### What is asked
Copy the following data line for line, with no changes.

(Records from a collection)
____

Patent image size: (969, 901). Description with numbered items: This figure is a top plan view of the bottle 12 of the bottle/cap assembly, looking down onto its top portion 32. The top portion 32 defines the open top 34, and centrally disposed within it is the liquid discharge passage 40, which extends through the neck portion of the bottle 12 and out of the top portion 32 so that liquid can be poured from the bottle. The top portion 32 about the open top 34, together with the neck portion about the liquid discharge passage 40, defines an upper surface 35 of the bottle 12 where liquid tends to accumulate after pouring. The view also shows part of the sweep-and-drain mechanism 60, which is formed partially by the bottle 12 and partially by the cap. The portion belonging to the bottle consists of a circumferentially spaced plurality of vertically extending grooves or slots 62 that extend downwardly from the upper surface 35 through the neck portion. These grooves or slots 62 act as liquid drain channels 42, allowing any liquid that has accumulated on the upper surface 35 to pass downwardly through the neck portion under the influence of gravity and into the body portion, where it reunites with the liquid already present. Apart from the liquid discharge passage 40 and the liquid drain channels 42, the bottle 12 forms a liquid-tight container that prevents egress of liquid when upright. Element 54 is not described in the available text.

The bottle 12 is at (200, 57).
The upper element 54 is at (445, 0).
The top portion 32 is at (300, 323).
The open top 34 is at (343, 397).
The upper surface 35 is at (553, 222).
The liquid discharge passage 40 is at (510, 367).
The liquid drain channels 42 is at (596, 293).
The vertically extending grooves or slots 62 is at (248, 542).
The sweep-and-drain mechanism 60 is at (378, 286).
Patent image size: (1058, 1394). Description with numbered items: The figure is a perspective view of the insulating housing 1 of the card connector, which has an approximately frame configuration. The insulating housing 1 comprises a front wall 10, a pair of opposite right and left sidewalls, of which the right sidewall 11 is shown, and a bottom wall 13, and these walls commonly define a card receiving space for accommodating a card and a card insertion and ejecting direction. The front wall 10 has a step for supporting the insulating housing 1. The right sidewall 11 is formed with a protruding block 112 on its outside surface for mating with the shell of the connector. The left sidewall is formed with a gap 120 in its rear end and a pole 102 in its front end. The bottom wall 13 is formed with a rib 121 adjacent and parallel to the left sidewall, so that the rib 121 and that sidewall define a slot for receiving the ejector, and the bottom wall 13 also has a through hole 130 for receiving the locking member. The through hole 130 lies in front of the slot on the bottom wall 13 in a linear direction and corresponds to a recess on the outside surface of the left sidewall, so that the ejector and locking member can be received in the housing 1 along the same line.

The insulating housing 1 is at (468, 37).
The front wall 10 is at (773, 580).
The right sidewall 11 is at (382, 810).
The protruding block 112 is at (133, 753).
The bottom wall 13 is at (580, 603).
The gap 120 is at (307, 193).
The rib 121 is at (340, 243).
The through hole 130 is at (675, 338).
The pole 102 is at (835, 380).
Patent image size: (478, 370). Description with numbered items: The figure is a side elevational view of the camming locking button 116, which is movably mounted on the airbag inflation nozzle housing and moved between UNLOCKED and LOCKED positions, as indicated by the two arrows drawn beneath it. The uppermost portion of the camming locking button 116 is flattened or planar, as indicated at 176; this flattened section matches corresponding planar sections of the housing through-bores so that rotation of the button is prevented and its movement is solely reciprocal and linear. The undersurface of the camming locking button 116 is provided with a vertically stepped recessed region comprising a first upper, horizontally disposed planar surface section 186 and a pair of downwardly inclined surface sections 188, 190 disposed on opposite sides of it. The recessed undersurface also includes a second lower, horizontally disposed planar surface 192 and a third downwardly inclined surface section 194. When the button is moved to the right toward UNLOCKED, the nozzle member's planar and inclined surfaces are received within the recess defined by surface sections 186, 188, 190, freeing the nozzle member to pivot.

____

### Answer
Patent image size: (969, 901). Description with numbered items: This figure is a top plan view of the bottle 12 of the bottle/cap assembly, looking down onto its top portion 32. The top portion 32 defines the open top 34, and centrally disposed within it is the liquid discharge passage 40, which extends through the neck portion of the bottle 12 and out of the top portion 32 so that liquid can be poured from the bottle. The top portion 32 about the open top 34, together with the neck portion about the liquid discharge passage 40, defines an upper surface 35 of the bottle 12 where liquid tends to accumulate after pouring. The view also shows part of the sweep-and-drain mechanism 60, which is formed partially by the bottle 12 and partially by the cap. The portion belonging to the bottle consists of a circumferentially spaced plurality of vertically extending grooves or slots 62 that extend downwardly from the upper surface 35 through the neck portion. These grooves or slots 62 act as liquid drain channels 42, allowing any liquid that has accumulated on the upper surface 35 to pass downwardly through the neck portion under the influence of gravity and into the body portion, where it reunites with the liquid already present. Apart from the liquid discharge passage 40 and the liquid drain channels 42, the bottle 12 forms a liquid-tight container that prevents egress of liquid when upright. Element 54 is not described in the available text.

The bottle 12 is at (200, 57).
The upper element 54 is at (445, 0).
The top portion 32 is at (300, 323).
The open top 34 is at (343, 397).
The upper surface 35 is at (553, 222).
The liquid discharge passage 40 is at (510, 367).
The liquid drain channels 42 is at (596, 293).
The vertically extending grooves or slots 62 is at (248, 542).
The sweep-and-drain mechanism 60 is at (378, 286).
Patent image size: (1058, 1394). Description with numbered items: The figure is a perspective view of the insulating housing 1 of the card connector, which has an approximately frame configuration. The insulating housing 1 comprises a front wall 10, a pair of opposite right and left sidewalls, of which the right sidewall 11 is shown, and a bottom wall 13, and these walls commonly define a card receiving space for accommodating a card and a card insertion and ejecting direction. The front wall 10 has a step for supporting the insulating housing 1. The right sidewall 11 is formed with a protruding block 112 on its outside surface for mating with the shell of the connector. The left sidewall is formed with a gap 120 in its rear end and a pole 102 in its front end. The bottom wall 13 is formed with a rib 121 adjacent and parallel to the left sidewall, so that the rib 121 and that sidewall define a slot for receiving the ejector, and the bottom wall 13 also has a through hole 130 for receiving the locking member. The through hole 130 lies in front of the slot on the bottom wall 13 in a linear direction and corresponds to a recess on the outside surface of the left sidewall, so that the ejector and locking member can be received in the housing 1 along the same line.

The insulating housing 1 is at (468, 37).
The front wall 10 is at (773, 580).
The right sidewall 11 is at (382, 810).
The protruding block 112 is at (133, 753).
The bottom wall 13 is at (580, 603).
The gap 120 is at (307, 193).
The rib 121 is at (340, 243).
The through hole 130 is at (675, 338).
The pole 102 is at (835, 380).
Patent image size: (478, 370). Description with numbered items: The figure is a side elevational view of the camming locking button 116, which is movably mounted on the airbag inflation nozzle housing and moved between UNLOCKED and LOCKED positions, as indicated by the two arrows drawn beneath it. The uppermost portion of the camming locking button 116 is flattened or planar, as indicated at 176; this flattened section matches corresponding planar sections of the housing through-bores so that rotation of the button is prevented and its movement is solely reciprocal and linear. The undersurface of the camming locking button 116 is provided with a vertically stepped recessed region comprising a first upper, horizontally disposed planar surface section 186 and a pair of downwardly inclined surface sections 188, 190 disposed on opposite sides of it. The recessed undersurface also includes a second lower, horizontally disposed planar surface 192 and a third downwardly inclined surface section 194. When the button is moved to the right toward UNLOCKED, the nozzle member's planar and inclined surfaces are received within the recess defined by surface sections 186, 188, 190, freeing the nozzle member to pivot.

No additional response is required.